[Data entries]
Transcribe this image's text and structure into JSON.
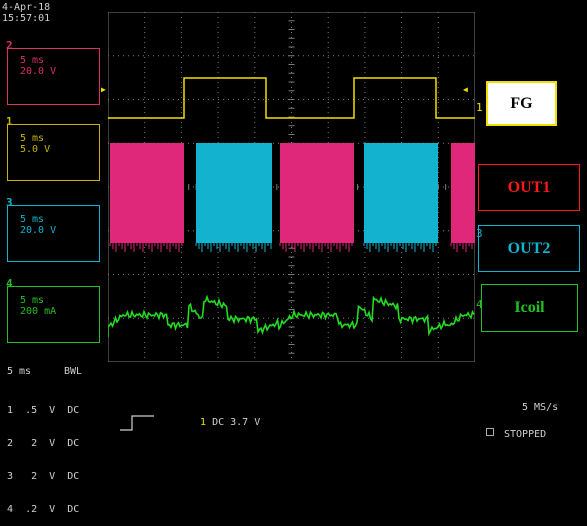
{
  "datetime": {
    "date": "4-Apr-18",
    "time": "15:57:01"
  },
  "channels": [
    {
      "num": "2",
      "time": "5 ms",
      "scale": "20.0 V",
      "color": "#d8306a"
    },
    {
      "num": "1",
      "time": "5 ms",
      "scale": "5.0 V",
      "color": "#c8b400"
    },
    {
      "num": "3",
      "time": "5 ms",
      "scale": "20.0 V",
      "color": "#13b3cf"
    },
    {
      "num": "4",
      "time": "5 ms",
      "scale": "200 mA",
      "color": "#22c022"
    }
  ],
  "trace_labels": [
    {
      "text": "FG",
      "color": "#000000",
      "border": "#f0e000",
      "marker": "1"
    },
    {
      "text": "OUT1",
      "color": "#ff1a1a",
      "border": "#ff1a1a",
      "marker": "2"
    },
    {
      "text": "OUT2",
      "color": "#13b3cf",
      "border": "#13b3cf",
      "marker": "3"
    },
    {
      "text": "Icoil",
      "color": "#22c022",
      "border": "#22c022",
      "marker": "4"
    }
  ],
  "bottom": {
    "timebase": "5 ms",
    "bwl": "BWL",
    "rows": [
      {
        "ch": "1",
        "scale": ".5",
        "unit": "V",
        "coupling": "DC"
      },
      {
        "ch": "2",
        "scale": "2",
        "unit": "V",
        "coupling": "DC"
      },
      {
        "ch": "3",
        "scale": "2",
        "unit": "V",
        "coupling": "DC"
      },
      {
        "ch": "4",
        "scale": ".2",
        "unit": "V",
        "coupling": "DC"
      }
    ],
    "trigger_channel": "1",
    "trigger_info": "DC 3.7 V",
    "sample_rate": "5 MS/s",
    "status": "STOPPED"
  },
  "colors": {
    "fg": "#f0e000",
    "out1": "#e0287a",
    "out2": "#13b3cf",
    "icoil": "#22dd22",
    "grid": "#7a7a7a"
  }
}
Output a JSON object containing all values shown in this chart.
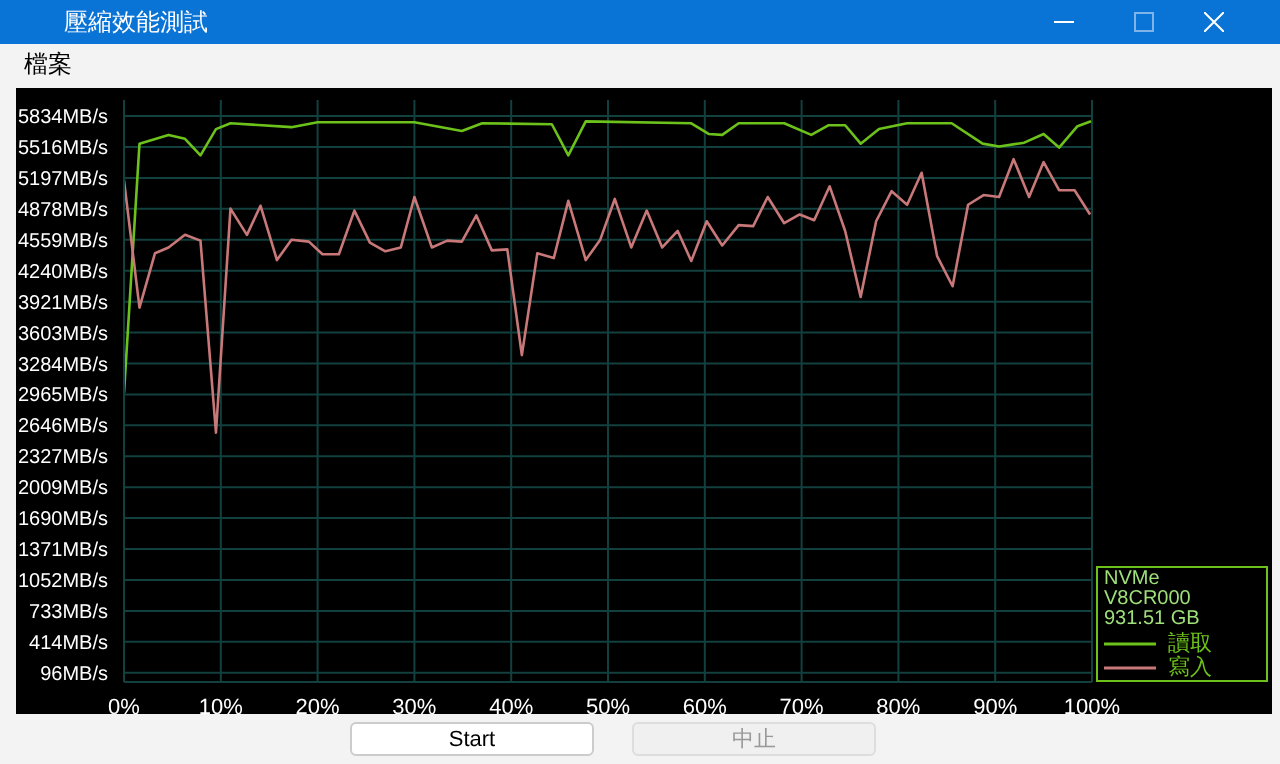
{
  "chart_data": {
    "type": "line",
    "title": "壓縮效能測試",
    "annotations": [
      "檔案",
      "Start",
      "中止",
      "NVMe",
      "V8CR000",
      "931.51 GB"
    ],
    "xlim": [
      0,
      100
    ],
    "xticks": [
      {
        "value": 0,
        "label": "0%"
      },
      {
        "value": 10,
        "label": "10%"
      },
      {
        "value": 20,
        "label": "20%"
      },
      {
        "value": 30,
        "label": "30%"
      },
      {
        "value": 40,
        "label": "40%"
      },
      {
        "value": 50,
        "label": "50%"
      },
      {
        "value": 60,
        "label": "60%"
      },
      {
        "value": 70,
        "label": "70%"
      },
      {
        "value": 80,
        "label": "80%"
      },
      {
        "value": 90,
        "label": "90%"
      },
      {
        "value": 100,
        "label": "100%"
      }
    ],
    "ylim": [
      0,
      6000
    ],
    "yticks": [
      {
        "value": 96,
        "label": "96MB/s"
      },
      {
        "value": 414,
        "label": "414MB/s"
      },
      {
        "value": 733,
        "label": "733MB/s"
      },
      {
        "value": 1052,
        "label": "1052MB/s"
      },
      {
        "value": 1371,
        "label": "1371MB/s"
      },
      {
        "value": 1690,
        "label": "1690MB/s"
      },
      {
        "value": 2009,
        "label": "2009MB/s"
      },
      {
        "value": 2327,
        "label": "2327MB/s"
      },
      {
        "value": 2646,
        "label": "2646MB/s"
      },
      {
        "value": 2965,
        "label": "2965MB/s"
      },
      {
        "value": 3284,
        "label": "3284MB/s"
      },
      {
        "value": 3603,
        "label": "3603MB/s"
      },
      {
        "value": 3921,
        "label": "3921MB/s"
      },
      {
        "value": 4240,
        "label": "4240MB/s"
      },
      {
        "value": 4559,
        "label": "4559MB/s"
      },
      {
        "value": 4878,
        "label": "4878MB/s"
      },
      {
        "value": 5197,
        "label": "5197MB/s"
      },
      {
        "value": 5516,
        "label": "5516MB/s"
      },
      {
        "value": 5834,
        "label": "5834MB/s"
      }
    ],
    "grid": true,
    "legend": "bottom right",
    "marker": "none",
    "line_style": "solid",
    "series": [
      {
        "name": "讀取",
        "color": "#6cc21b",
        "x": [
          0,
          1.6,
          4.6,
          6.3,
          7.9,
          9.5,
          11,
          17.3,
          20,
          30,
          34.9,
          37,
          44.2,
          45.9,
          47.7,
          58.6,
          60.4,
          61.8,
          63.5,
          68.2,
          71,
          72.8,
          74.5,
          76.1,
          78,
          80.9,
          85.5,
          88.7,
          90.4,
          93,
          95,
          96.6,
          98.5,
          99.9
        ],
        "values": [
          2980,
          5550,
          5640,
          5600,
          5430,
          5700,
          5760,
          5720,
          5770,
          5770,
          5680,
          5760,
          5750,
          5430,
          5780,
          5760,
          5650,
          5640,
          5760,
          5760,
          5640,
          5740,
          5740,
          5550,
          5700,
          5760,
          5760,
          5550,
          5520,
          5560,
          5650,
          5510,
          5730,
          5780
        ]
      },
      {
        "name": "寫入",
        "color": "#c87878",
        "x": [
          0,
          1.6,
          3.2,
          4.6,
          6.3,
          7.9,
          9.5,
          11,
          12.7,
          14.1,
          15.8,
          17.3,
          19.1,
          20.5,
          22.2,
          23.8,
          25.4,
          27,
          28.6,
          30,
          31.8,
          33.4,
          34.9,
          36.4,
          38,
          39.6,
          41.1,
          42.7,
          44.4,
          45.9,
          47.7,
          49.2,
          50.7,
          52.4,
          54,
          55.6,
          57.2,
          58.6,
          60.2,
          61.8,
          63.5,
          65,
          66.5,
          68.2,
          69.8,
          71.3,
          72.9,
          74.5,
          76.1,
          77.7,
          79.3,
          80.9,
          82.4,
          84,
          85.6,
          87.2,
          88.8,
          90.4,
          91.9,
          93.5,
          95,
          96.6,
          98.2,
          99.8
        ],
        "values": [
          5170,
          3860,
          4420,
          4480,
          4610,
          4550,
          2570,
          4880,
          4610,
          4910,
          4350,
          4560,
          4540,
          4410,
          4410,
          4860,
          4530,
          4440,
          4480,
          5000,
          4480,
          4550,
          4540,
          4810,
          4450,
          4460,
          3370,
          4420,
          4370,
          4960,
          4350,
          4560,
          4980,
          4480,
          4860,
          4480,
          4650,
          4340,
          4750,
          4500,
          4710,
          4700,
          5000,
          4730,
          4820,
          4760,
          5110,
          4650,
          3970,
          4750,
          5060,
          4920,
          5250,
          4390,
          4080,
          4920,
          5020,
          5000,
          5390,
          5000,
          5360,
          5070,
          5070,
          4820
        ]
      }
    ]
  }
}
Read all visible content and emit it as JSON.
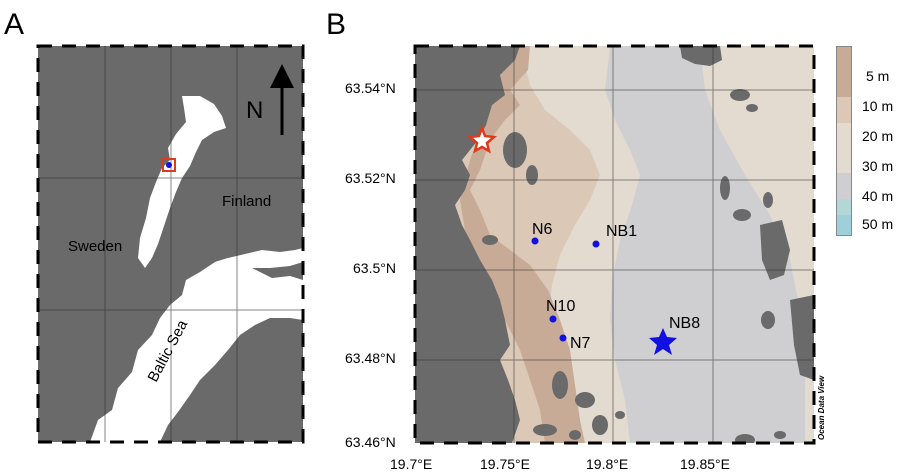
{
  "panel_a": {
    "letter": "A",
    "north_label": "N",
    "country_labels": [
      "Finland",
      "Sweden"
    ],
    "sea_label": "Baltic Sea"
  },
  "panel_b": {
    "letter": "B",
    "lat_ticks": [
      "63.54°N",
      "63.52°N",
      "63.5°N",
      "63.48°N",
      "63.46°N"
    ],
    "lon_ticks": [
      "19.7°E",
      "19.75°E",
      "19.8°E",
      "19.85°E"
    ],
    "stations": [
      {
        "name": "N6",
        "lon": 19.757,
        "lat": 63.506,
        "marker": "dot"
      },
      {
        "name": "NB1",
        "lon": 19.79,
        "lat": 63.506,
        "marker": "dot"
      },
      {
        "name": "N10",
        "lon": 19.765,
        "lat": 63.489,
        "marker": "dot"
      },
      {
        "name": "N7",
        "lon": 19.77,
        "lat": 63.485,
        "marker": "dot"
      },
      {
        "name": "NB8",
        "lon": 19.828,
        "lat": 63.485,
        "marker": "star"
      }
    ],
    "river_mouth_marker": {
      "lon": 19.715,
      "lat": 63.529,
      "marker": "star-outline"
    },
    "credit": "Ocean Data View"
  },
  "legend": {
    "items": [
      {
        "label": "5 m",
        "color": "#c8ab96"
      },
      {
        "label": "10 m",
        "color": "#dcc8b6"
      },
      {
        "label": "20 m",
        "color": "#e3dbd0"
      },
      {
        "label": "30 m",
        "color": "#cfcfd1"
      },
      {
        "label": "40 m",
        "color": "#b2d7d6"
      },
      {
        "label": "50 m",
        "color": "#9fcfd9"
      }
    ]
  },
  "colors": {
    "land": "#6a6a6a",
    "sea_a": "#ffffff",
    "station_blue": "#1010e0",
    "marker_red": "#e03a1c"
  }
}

» **TASK TO COMPLETE**:
Find the lines above that contain the word "JSON" and collect them.

» **EXERCISE RESPONSE**:
Transcribe this image's text and structure into JSON.
Output a JSON object containing all values shown in this chart.
Read all visible content and emit it as JSON.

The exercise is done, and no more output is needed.